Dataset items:

----------

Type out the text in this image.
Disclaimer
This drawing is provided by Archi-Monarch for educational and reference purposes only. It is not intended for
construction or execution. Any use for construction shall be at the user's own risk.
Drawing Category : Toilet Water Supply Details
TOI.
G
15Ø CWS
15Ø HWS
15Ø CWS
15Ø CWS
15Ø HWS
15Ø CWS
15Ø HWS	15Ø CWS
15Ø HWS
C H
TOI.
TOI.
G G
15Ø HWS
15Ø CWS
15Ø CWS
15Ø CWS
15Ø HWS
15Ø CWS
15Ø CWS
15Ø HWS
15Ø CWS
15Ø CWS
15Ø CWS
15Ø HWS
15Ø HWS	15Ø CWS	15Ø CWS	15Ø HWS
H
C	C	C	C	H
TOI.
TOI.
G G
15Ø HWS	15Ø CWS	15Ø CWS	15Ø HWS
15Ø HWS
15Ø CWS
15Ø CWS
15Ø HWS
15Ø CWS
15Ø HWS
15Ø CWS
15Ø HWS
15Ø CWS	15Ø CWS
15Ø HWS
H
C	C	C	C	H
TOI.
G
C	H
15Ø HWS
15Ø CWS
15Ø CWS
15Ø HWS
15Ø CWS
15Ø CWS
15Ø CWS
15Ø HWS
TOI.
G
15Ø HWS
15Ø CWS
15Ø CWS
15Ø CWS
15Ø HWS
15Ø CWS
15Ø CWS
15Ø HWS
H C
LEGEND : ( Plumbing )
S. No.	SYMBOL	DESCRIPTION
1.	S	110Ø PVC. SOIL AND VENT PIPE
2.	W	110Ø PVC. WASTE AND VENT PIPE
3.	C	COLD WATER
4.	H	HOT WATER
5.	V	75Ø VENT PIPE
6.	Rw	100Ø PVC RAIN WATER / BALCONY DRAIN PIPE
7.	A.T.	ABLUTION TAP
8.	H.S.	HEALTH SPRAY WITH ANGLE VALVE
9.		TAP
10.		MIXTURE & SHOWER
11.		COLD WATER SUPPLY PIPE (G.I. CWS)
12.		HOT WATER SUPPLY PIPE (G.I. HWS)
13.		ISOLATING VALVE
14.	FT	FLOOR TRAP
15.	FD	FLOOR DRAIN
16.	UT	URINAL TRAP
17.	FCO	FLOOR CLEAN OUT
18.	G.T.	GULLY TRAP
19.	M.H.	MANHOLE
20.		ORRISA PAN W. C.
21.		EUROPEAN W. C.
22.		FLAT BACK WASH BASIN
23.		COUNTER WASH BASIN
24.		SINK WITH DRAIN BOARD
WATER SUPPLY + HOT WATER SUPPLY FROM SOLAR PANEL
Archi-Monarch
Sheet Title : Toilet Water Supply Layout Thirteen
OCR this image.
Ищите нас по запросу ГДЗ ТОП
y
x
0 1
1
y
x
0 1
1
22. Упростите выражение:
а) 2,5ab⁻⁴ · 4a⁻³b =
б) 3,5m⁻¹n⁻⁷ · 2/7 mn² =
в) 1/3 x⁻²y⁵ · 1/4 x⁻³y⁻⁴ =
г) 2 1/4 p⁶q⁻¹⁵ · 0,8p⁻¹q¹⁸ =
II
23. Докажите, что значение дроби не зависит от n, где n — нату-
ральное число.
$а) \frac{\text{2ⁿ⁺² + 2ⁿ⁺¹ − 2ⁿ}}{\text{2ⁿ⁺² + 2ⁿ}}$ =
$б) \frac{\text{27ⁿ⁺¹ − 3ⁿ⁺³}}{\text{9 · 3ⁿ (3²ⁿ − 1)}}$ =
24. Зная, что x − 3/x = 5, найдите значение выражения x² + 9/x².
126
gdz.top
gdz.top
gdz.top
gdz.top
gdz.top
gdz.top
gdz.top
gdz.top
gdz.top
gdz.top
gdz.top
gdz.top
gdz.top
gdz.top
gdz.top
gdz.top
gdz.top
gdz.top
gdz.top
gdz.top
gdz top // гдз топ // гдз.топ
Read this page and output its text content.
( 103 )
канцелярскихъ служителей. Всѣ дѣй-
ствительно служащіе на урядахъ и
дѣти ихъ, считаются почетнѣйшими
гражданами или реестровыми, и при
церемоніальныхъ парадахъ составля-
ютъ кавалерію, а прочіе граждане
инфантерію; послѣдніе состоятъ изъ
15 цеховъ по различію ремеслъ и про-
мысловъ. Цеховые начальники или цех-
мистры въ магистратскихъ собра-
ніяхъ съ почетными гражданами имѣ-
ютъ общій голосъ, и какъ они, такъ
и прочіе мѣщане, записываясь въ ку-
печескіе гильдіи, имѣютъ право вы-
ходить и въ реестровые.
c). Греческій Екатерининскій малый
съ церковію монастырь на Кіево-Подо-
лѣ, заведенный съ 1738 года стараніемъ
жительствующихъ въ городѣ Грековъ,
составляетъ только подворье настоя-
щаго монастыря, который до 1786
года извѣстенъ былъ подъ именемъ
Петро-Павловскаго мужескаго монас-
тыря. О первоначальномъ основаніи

----------

AIM OF THE TASK
Transcribe every record above exactly as it appears.

ANSWER TO THE EXERCISE
Type out the text in this image.
Disclaimer
This drawing is provided by Archi-Monarch for educational and reference purposes only. It is not intended for
construction or execution. Any use for construction shall be at the user's own risk.
Drawing Category : Toilet Water Supply Details
TOI.
G
15Ø CWS
15Ø HWS
15Ø CWS
15Ø CWS
15Ø HWS
15Ø CWS
15Ø HWS	15Ø CWS
15Ø HWS
C H
TOI.
TOI.
G G
15Ø HWS
15Ø CWS
15Ø CWS
15Ø CWS
15Ø HWS
15Ø CWS
15Ø CWS
15Ø HWS
15Ø CWS
15Ø CWS
15Ø CWS
15Ø HWS
15Ø HWS	15Ø CWS	15Ø CWS	15Ø HWS
H
C	C	C	C	H
TOI.
TOI.
G G
15Ø HWS	15Ø CWS	15Ø CWS	15Ø HWS
15Ø HWS
15Ø CWS
15Ø CWS
15Ø HWS
15Ø CWS
15Ø HWS
15Ø CWS
15Ø HWS
15Ø CWS	15Ø CWS
15Ø HWS
H
C	C	C	C	H
TOI.
G
C	H
15Ø HWS
15Ø CWS
15Ø CWS
15Ø HWS
15Ø CWS
15Ø CWS
15Ø CWS
15Ø HWS
TOI.
G
15Ø HWS
15Ø CWS
15Ø CWS
15Ø CWS
15Ø HWS
15Ø CWS
15Ø CWS
15Ø HWS
H C
LEGEND : ( Plumbing )
S. No.	SYMBOL	DESCRIPTION
1.	S	110Ø PVC. SOIL AND VENT PIPE
2.	W	110Ø PVC. WASTE AND VENT PIPE
3.	C	COLD WATER
4.	H	HOT WATER
5.	V	75Ø VENT PIPE
6.	Rw	100Ø PVC RAIN WATER / BALCONY DRAIN PIPE
7.	A.T.	ABLUTION TAP
8.	H.S.	HEALTH SPRAY WITH ANGLE VALVE
9.		TAP
10.		MIXTURE & SHOWER
11.		COLD WATER SUPPLY PIPE (G.I. CWS)
12.		HOT WATER SUPPLY PIPE (G.I. HWS)
13.		ISOLATING VALVE
14.	FT	FLOOR TRAP
15.	FD	FLOOR DRAIN
16.	UT	URINAL TRAP
17.	FCO	FLOOR CLEAN OUT
18.	G.T.	GULLY TRAP
19.	M.H.	MANHOLE
20.		ORRISA PAN W. C.
21.		EUROPEAN W. C.
22.		FLAT BACK WASH BASIN
23.		COUNTER WASH BASIN
24.		SINK WITH DRAIN BOARD
WATER SUPPLY + HOT WATER SUPPLY FROM SOLAR PANEL
Archi-Monarch
Sheet Title : Toilet Water Supply Layout Thirteen
OCR this image.
Ищите нас по запросу ГДЗ ТОП
y
x
0 1
1
y
x
0 1
1
22. Упростите выражение:
а) 2,5ab⁻⁴ · 4a⁻³b =
б) 3,5m⁻¹n⁻⁷ · 2/7 mn² =
в) 1/3 x⁻²y⁵ · 1/4 x⁻³y⁻⁴ =
г) 2 1/4 p⁶q⁻¹⁵ · 0,8p⁻¹q¹⁸ =
II
23. Докажите, что значение дроби не зависит от n, где n — нату-
ральное число.
$а) \frac{\text{2ⁿ⁺² + 2ⁿ⁺¹ − 2ⁿ}}{\text{2ⁿ⁺² + 2ⁿ}}$ =
$б) \frac{\text{27ⁿ⁺¹ − 3ⁿ⁺³}}{\text{9 · 3ⁿ (3²ⁿ − 1)}}$ =
24. Зная, что x − 3/x = 5, найдите значение выражения x² + 9/x².
126
gdz.top
gdz.top
gdz.top
gdz.top
gdz.top
gdz.top
gdz.top
gdz.top
gdz.top
gdz.top
gdz.top
gdz.top
gdz.top
gdz.top
gdz.top
gdz.top
gdz.top
gdz.top
gdz.top
gdz.top
gdz top // гдз топ // гдз.топ
Read this page and output its text content.
( 103 )
канцелярскихъ служителей. Всѣ дѣй-
ствительно служащіе на урядахъ и
дѣти ихъ, считаются почетнѣйшими
гражданами или реестровыми, и при
церемоніальныхъ парадахъ составля-
ютъ кавалерію, а прочіе граждане
инфантерію; послѣдніе состоятъ изъ
15 цеховъ по различію ремеслъ и про-
мысловъ. Цеховые начальники или цех-
мистры въ магистратскихъ собра-
ніяхъ съ почетными гражданами имѣ-
ютъ общій голосъ, и какъ они, такъ
и прочіе мѣщане, записываясь въ ку-
печескіе гильдіи, имѣютъ право вы-
ходить и въ реестровые.
c). Греческій Екатерининскій малый
съ церковію монастырь на Кіево-Подо-
лѣ, заведенный съ 1738 года стараніемъ
жительствующихъ въ городѣ Грековъ,
составляетъ только подворье настоя-
щаго монастыря, который до 1786
года извѣстенъ былъ подъ именемъ
Петро-Павловскаго мужескаго монас-
тыря. О первоначальномъ основаніи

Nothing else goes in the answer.